__Given exercise__: Please list every word or phrase set inside single quotation marks in the Brynglas Tunnels passage below.

As you arrive at the suburban outskirts of Newport, at Brynglas, you will come to a set of long road tunnels where the motorway drops from three lanes to two. As local kids we were always told to hold our breath when going through these tunnels, a parental tactic for in-car crowd control that recently came to mind when David Cameron described the Brynglas Tunnels as a ‘foot on the windpipe of the Welsh economy’.

Arguments for a bypass for these tunnels have raged for more than 20 years until finally, in order to ‘relieve’ the traffic pressure and congestion ‘caused’, the Welsh government announced plans in 2015 to build a new stretch of six-lane motorway across the Gwent Levels. After a period of alarmingly brief reflection, the Welsh government selected its favoured option – appropriately labelled the Black Route – the most expensive and the most ecologically damaging of all the routes it could have gone for. This 15-mile length of motorway will cut through four SSSIs, breaking the hydrological and ecological connectivity across the landscape, and will assuredly bring further development in its wake. In short, it will demolish the Gwent Levels, their biodiversity and their history. As I write, we are almost six months into a public inquiry expected to end early in the autumn.

__Data block__:

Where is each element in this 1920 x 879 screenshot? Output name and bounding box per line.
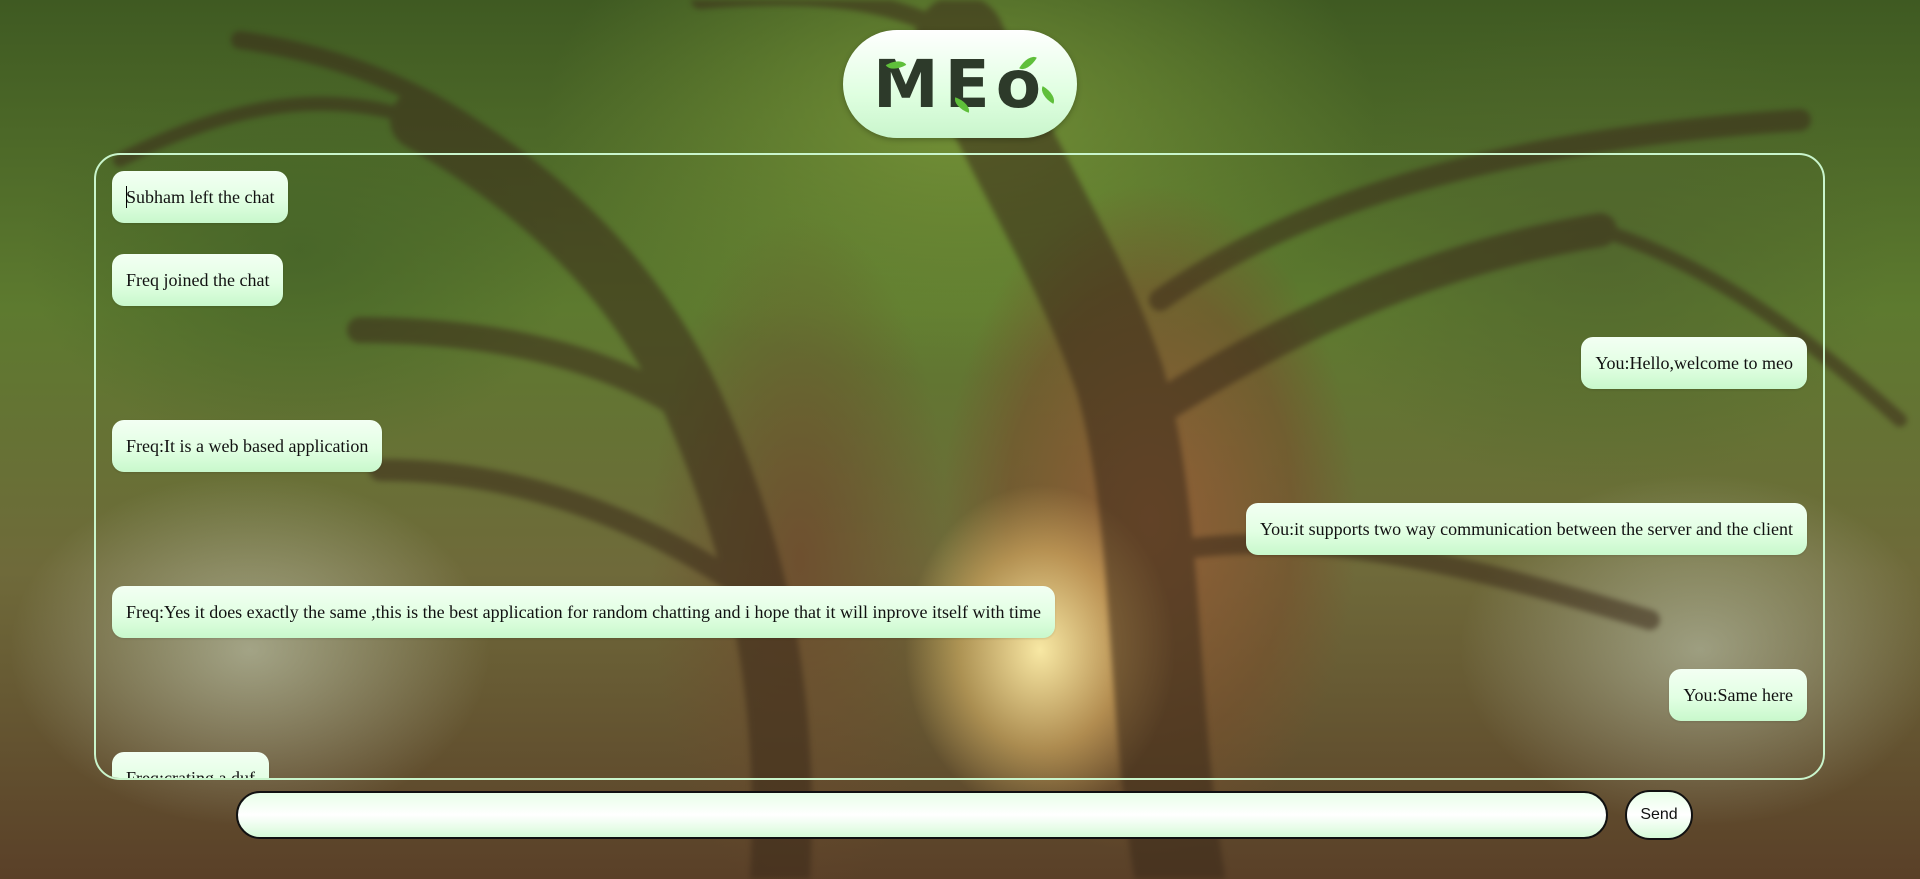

__Correct result__:
- foot on the windpipe of the Welsh economy
- relieve
- caused